* BEGIN Provided entries *

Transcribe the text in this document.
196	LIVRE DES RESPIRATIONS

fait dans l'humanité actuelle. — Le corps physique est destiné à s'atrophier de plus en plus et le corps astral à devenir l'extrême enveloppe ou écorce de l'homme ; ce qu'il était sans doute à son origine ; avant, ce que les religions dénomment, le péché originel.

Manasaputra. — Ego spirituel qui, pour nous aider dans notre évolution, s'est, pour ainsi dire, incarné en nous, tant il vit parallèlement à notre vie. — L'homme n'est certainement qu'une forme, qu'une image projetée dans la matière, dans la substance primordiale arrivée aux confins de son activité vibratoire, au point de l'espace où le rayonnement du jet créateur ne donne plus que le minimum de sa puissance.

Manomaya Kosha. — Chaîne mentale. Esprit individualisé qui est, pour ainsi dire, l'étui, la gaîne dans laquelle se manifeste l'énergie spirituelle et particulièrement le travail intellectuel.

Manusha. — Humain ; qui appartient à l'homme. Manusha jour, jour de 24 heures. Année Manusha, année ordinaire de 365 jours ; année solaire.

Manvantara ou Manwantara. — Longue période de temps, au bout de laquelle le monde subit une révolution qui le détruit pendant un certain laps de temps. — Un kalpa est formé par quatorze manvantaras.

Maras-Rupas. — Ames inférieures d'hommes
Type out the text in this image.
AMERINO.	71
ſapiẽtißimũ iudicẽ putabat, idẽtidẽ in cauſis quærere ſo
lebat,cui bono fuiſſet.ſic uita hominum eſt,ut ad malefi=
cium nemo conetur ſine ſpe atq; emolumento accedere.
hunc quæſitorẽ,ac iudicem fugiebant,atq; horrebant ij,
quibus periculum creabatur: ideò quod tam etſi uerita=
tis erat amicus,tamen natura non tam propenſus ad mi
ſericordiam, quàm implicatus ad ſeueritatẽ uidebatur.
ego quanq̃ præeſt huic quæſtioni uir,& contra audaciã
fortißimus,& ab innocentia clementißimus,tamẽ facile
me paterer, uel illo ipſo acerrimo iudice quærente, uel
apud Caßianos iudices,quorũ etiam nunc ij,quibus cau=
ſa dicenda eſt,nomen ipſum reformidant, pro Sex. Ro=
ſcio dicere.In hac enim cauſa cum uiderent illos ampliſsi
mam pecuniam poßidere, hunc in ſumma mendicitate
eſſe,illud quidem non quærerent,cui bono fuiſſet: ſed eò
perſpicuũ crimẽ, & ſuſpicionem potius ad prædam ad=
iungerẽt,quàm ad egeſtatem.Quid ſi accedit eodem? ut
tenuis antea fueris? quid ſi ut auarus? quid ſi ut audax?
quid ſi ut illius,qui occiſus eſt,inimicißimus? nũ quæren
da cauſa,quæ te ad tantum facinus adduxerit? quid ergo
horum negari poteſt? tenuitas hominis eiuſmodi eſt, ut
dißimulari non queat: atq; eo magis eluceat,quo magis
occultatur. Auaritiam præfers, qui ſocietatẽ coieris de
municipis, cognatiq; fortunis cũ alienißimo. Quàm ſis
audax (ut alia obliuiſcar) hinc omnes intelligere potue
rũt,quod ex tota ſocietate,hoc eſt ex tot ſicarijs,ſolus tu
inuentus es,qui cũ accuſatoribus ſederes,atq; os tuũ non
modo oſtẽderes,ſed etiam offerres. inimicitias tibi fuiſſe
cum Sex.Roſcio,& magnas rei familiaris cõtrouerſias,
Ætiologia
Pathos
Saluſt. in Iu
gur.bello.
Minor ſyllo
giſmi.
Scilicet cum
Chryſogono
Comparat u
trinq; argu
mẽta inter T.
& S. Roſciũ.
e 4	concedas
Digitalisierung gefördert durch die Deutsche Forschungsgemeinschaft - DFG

* END Provided entries *

Task to complete:
Pull out every line of the entries that includes the word "image".

Finished exercise:
Manasaputra. — Ego spirituel qui, pour nous aider dans notre évolution, s'est, pour ainsi dire, incarné en nous, tant il vit parallèlement à notre vie. — L'homme n'est certainement qu'une forme, qu'une image projetée dans la matière, dans la substance primordiale arrivée aux confins de son activité vibratoire, au point de l'espace où le rayonnement du jet créateur ne donne plus que le minimum de sa puissance.
Type out the text in this image.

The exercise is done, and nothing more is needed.